***** RECORDED INFORMATION

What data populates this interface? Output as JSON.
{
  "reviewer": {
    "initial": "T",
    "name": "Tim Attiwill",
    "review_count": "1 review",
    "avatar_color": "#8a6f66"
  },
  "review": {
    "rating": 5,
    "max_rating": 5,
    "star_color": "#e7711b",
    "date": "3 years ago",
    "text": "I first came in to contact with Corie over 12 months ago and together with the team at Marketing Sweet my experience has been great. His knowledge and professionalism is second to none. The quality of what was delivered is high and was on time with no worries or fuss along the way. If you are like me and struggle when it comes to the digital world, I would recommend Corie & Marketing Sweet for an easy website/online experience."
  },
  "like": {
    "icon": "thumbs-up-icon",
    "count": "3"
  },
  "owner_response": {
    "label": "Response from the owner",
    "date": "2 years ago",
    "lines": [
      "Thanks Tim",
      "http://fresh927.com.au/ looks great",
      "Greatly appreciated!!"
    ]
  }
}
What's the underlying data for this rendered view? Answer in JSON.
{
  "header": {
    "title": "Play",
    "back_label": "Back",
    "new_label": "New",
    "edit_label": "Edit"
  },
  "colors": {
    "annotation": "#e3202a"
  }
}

**********

* TASK TO CARRY OUT
Return the line that contains "What's the underlying" along with every line after it through the end of the entries, exactly, adding nothing.

* REPLY TO THE EXERCISE
What's the underlying data for this rendered view? Answer in JSON.
{
  "header": {
    "title": "Play",
    "back_label": "Back",
    "new_label": "New",
    "edit_label": "Edit"
  },
  "colors": {
    "annotation": "#e3202a"
  }
}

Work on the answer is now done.